(Stored entries)
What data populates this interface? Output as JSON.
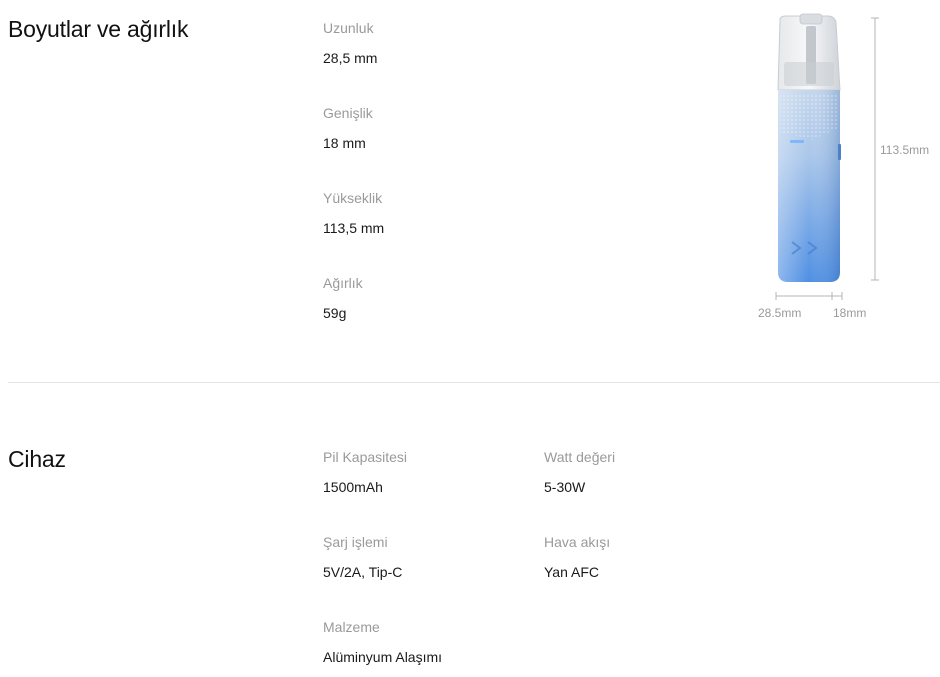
{
  "sections": {
    "dimensions": {
      "title": "Boyutlar ve ağırlık",
      "specs": [
        {
          "label": "Uzunluk",
          "value": "28,5 mm"
        },
        {
          "label": "Genişlik",
          "value": "18 mm"
        },
        {
          "label": "Yükseklik",
          "value": "113,5 mm"
        },
        {
          "label": "Ağırlık",
          "value": "59g"
        }
      ],
      "figure": {
        "height_label": "113.5mm",
        "length_label": "28.5mm",
        "width_label": "18mm"
      }
    },
    "device": {
      "title": "Cihaz",
      "specs": [
        {
          "label": "Pil Kapasitesi",
          "value": "1500mAh"
        },
        {
          "label": "Watt değeri",
          "value": "5-30W"
        },
        {
          "label": "Şarj işlemi",
          "value": "5V/2A, Tip-C"
        },
        {
          "label": "Hava akışı",
          "value": "Yan AFC"
        },
        {
          "label": "Malzeme",
          "value": "Alüminyum Alaşımı"
        }
      ]
    }
  },
  "colors": {
    "device_top": "#b9d2ee",
    "device_bottom": "#4f8fe3",
    "label": "#9a9a9a",
    "divider": "#e3e3e3"
  }
}
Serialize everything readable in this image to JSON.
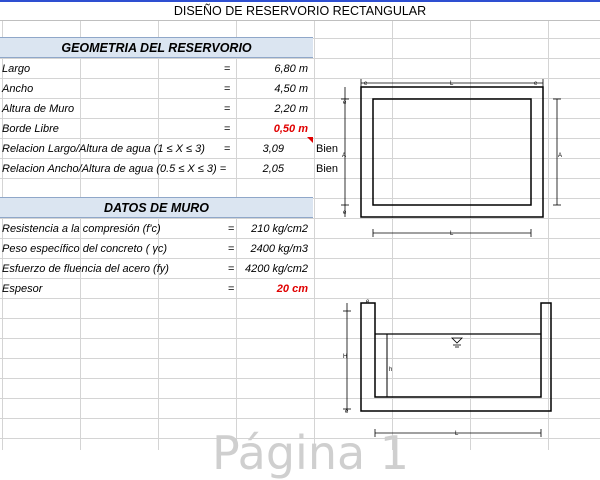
{
  "title": "DISEÑO DE RESERVORIO RECTANGULAR",
  "geometry": {
    "header": "GEOMETRIA DEL RESERVORIO",
    "rows": [
      {
        "label": "Largo",
        "eq": "=",
        "value": "6,80 m",
        "note": ""
      },
      {
        "label": "Ancho",
        "eq": "=",
        "value": "4,50 m",
        "note": ""
      },
      {
        "label": "Altura de Muro",
        "eq": "=",
        "value": "2,20 m",
        "note": ""
      },
      {
        "label": "Borde Libre",
        "eq": "=",
        "value": "0,50 m",
        "note": ""
      },
      {
        "label": "Relacion Largo/Altura de agua   (1  ≤ X ≤ 3)",
        "eq": "=",
        "value": "3,09",
        "note": "Bien"
      },
      {
        "label": "Relacion Ancho/Altura de agua   (0.5  ≤ X ≤ 3) =",
        "eq": "",
        "value": "2,05",
        "note": "Bien"
      }
    ]
  },
  "wall": {
    "header": "DATOS DE MURO",
    "rows": [
      {
        "label": "Resistencia a la compresión (f'c)",
        "eq": "=",
        "value": "210 kg/cm2"
      },
      {
        "label": "Peso específico del concreto ( γc)",
        "eq": "=",
        "value": "2400 kg/m3"
      },
      {
        "label": "Esfuerzo de fluencia del acero (fy)",
        "eq": "=",
        "value": "4200 kg/cm2"
      },
      {
        "label": "Espesor",
        "eq": "=",
        "value": "20 cm"
      }
    ]
  },
  "plan_diagram": {
    "top_label": "L",
    "bottom_label": "L",
    "left_label": "A",
    "right_label": "A",
    "corner_labels": [
      "e",
      "e",
      "e",
      "e"
    ]
  },
  "section_diagram": {
    "bottom_label": "L",
    "height_label": "H",
    "water_label": "h",
    "wall_label": "e",
    "base_label": "e",
    "water_icon": "water-level-icon"
  },
  "watermark": "Página 1",
  "colors": {
    "band_fill": "#dbe5f1",
    "alert_red": "#e00000",
    "top_accent": "#2e4fd1"
  }
}
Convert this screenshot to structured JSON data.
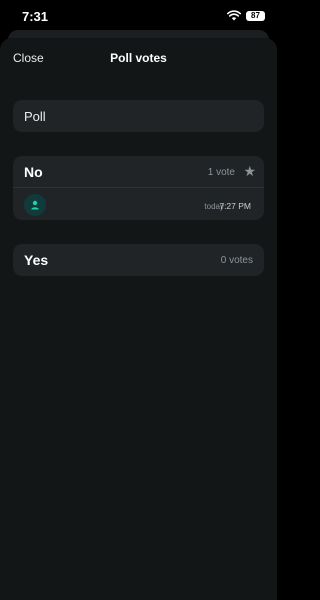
{
  "status_bar": {
    "time": "7:31",
    "battery": "87",
    "icons": [
      "wifi-icon",
      "battery-icon"
    ]
  },
  "header": {
    "close_label": "Close",
    "title": "Poll votes"
  },
  "poll": {
    "question": "Poll",
    "options": [
      {
        "label": "No",
        "votes_text": "1 vote",
        "winner_icon": "star-icon",
        "voters": [
          {
            "avatar_icon": "person-icon",
            "day": "today",
            "time": "7:27 PM"
          }
        ]
      },
      {
        "label": "Yes",
        "votes_text": "0 votes",
        "voters": []
      }
    ]
  },
  "colors": {
    "background": "#000000",
    "sheet": "#121617",
    "card": "#202427",
    "avatar_bg": "#103a3b",
    "avatar_accent": "#25d0a0"
  }
}
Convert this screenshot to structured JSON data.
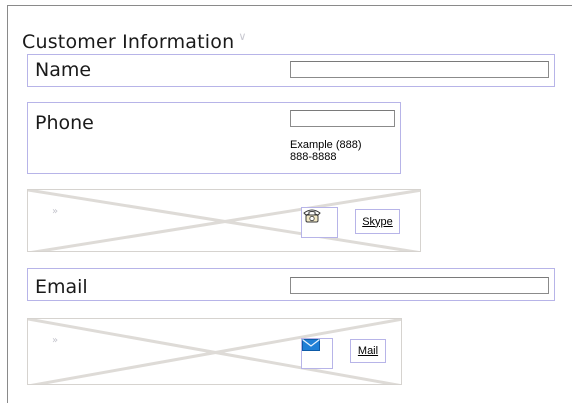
{
  "section": {
    "title": "Customer Information"
  },
  "name_field": {
    "label": "Name",
    "value": ""
  },
  "phone_field": {
    "label": "Phone",
    "value": "",
    "hint": "Example (888) 888-8888"
  },
  "skype_widget": {
    "button_label": "Skype",
    "icon": "telephone-icon"
  },
  "email_field": {
    "label": "Email",
    "value": ""
  },
  "mail_widget": {
    "button_label": "Mail",
    "icon": "envelope-icon"
  }
}
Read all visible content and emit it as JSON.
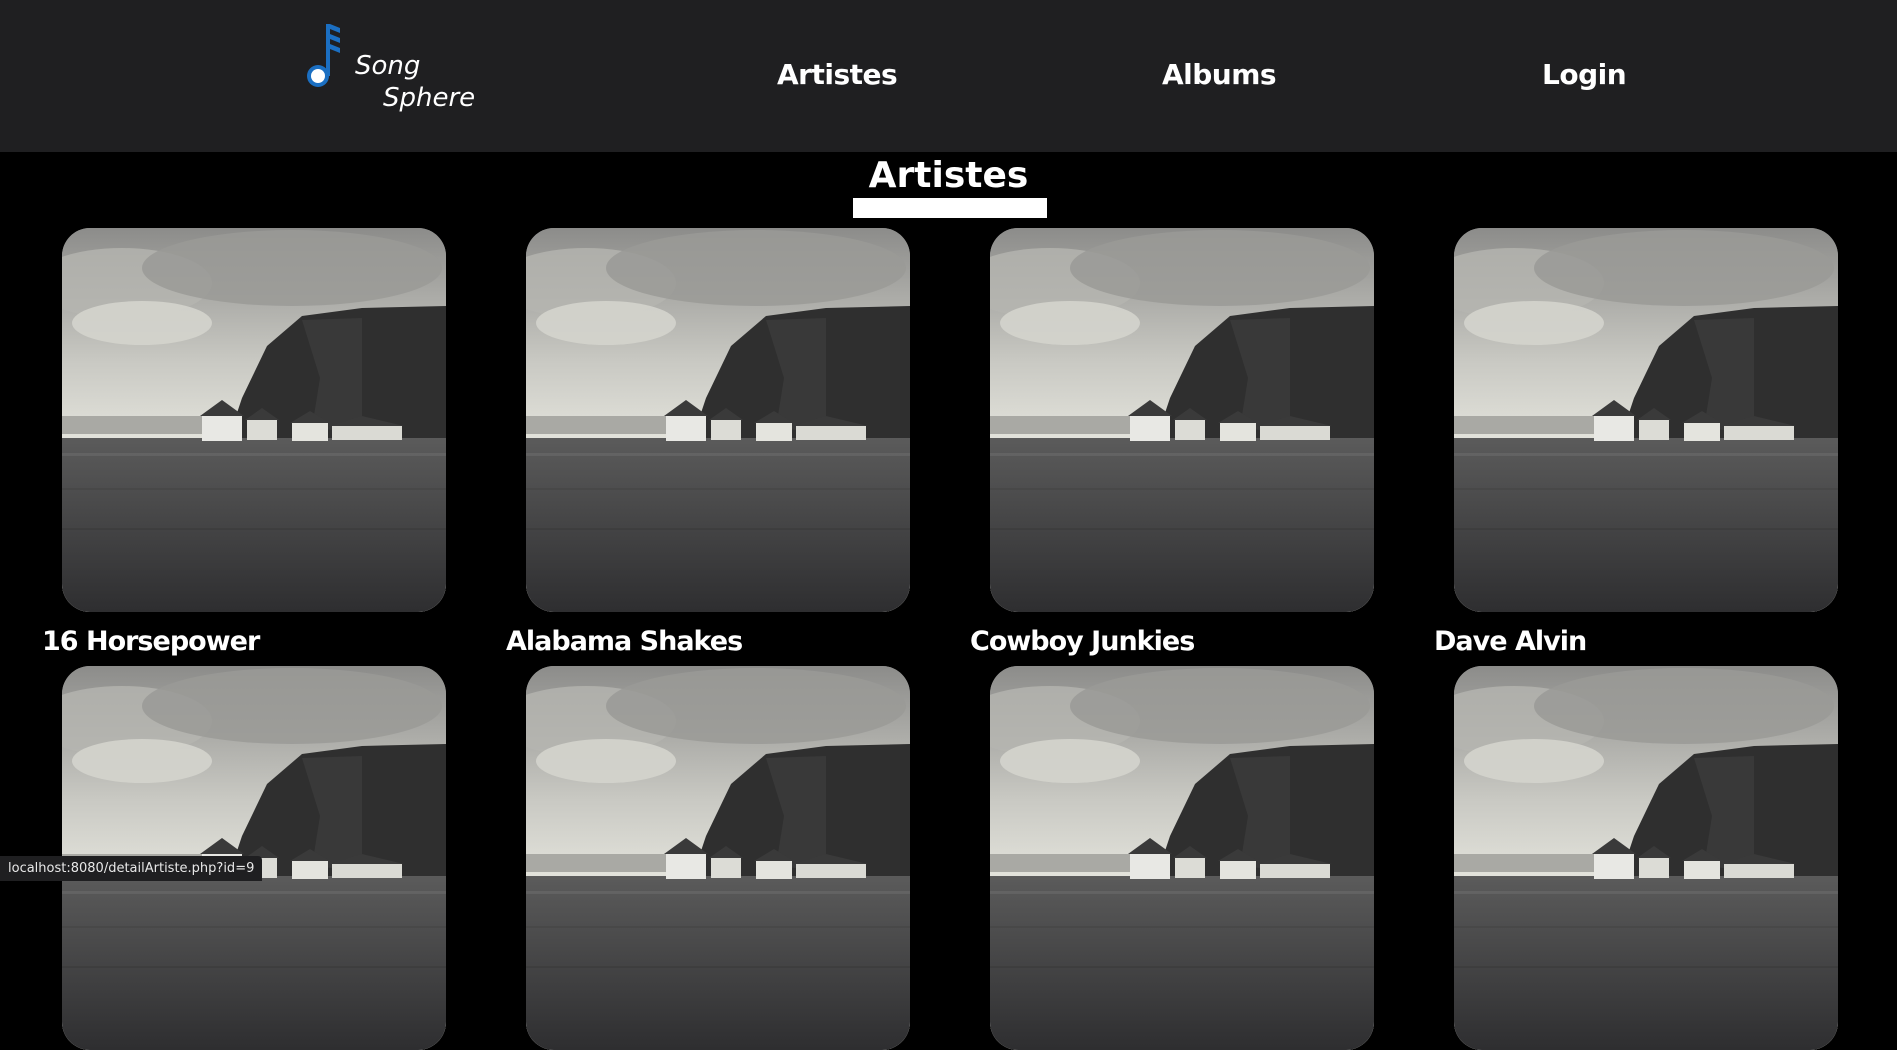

Exercise goal:
Leave out the pictures and transcribe everything else exactly.

Full output:
What data populates this interface? Output as JSON.
{
  "sections": {
    "dimensions": {
      "title": "Boyutlar ve ağırlık",
      "specs": [
        {
          "label": "Uzunluk",
          "value": "28,5 mm"
        },
        {
          "label": "Genişlik",
          "value": "18 mm"
        },
        {
          "label": "Yükseklik",
          "value": "113,5 mm"
        },
        {
          "label": "Ağırlık",
          "value": "59g"
        }
      ],
      "figure": {
        "height_label": "113.5mm",
        "length_label": "28.5mm",
        "width_label": "18mm"
      }
    },
    "device": {
      "title": "Cihaz",
      "specs": [
        {
          "label": "Pil Kapasitesi",
          "value": "1500mAh"
        },
        {
          "label": "Watt değeri",
          "value": "5-30W"
        },
        {
          "label": "Şarj işlemi",
          "value": "5V/2A, Tip-C"
        },
        {
          "label": "Hava akışı",
          "value": "Yan AFC"
        },
        {
          "label": "Malzeme",
          "value": "Alüminyum Alaşımı"
        }
      ]
    }
  },
  "colors": {
    "device_top": "#b9d2ee",
    "device_bottom": "#4f8fe3",
    "label": "#9a9a9a",
    "divider": "#e3e3e3"
  }
}
Serialize everything readable in this image to JSON.
{
  "title": "DISEÑO DE RESERVORIO RECTANGULAR",
  "geometry": {
    "header": "GEOMETRIA DEL RESERVORIO",
    "rows": [
      {
        "label": "Largo",
        "eq": "=",
        "value": "6,80 m",
        "note": ""
      },
      {
        "label": "Ancho",
        "eq": "=",
        "value": "4,50 m",
        "note": ""
      },
      {
        "label": "Altura de Muro",
        "eq": "=",
        "value": "2,20 m",
        "note": ""
      },
      {
        "label": "Borde Libre",
        "eq": "=",
        "value": "0,50 m",
        "note": ""
      },
      {
        "label": "Relacion Largo/Altura de agua   (1  ≤ X ≤ 3)",
        "eq": "=",
        "value": "3,09",
        "note": "Bien"
      },
      {
        "label": "Relacion Ancho/Altura de agua   (0.5  ≤ X ≤ 3) =",
        "eq": "",
        "value": "2,05",
        "note": "Bien"
      }
    ]
  },
  "wall": {
    "header": "DATOS DE MURO",
    "rows": [
      {
        "label": "Resistencia a la compresión (f'c)",
        "eq": "=",
        "value": "210 kg/cm2"
      },
      {
        "label": "Peso específico del concreto ( γc)",
        "eq": "=",
        "value": "2400 kg/m3"
      },
      {
        "label": "Esfuerzo de fluencia del acero (fy)",
        "eq": "=",
        "value": "4200 kg/cm2"
      },
      {
        "label": "Espesor",
        "eq": "=",
        "value": "20 cm"
      }
    ]
  },
  "plan_diagram": {
    "top_label": "L",
    "bottom_label": "L",
    "left_label": "A",
    "right_label": "A",
    "corner_labels": [
      "e",
      "e",
      "e",
      "e"
    ]
  },
  "section_diagram": {
    "bottom_label": "L",
    "height_label": "H",
    "water_label": "h",
    "wall_label": "e",
    "base_label": "e",
    "water_icon": "water-level-icon"
  },
  "watermark": "Página 1",
  "colors": {
    "band_fill": "#dbe5f1",
    "alert_red": "#e00000",
    "top_accent": "#2e4fd1"
  }
}
Convert this screenshot to structured JSON data.
{
  "status_bar": {
    "time": "7:31",
    "battery": "87",
    "icons": [
      "wifi-icon",
      "battery-icon"
    ]
  },
  "header": {
    "close_label": "Close",
    "title": "Poll votes"
  },
  "poll": {
    "question": "Poll",
    "options": [
      {
        "label": "No",
        "votes_text": "1 vote",
        "winner_icon": "star-icon",
        "voters": [
          {
            "avatar_icon": "person-icon",
            "day": "today",
            "time": "7:27 PM"
          }
        ]
      },
      {
        "label": "Yes",
        "votes_text": "0 votes",
        "voters": []
      }
    ]
  },
  "colors": {
    "background": "#000000",
    "sheet": "#121617",
    "card": "#202427",
    "avatar_bg": "#103a3b",
    "avatar_accent": "#25d0a0"
  }
}
Convert this screenshot to structured JSON data.
{
  "section": {
    "title": "Customer Information"
  },
  "name_field": {
    "label": "Name",
    "value": ""
  },
  "phone_field": {
    "label": "Phone",
    "value": "",
    "hint": "Example (888) 888-8888"
  },
  "skype_widget": {
    "button_label": "Skype",
    "icon": "telephone-icon"
  },
  "email_field": {
    "label": "Email",
    "value": ""
  },
  "mail_widget": {
    "button_label": "Mail",
    "icon": "envelope-icon"
  }
}
Read all visible content and emit it as JSON.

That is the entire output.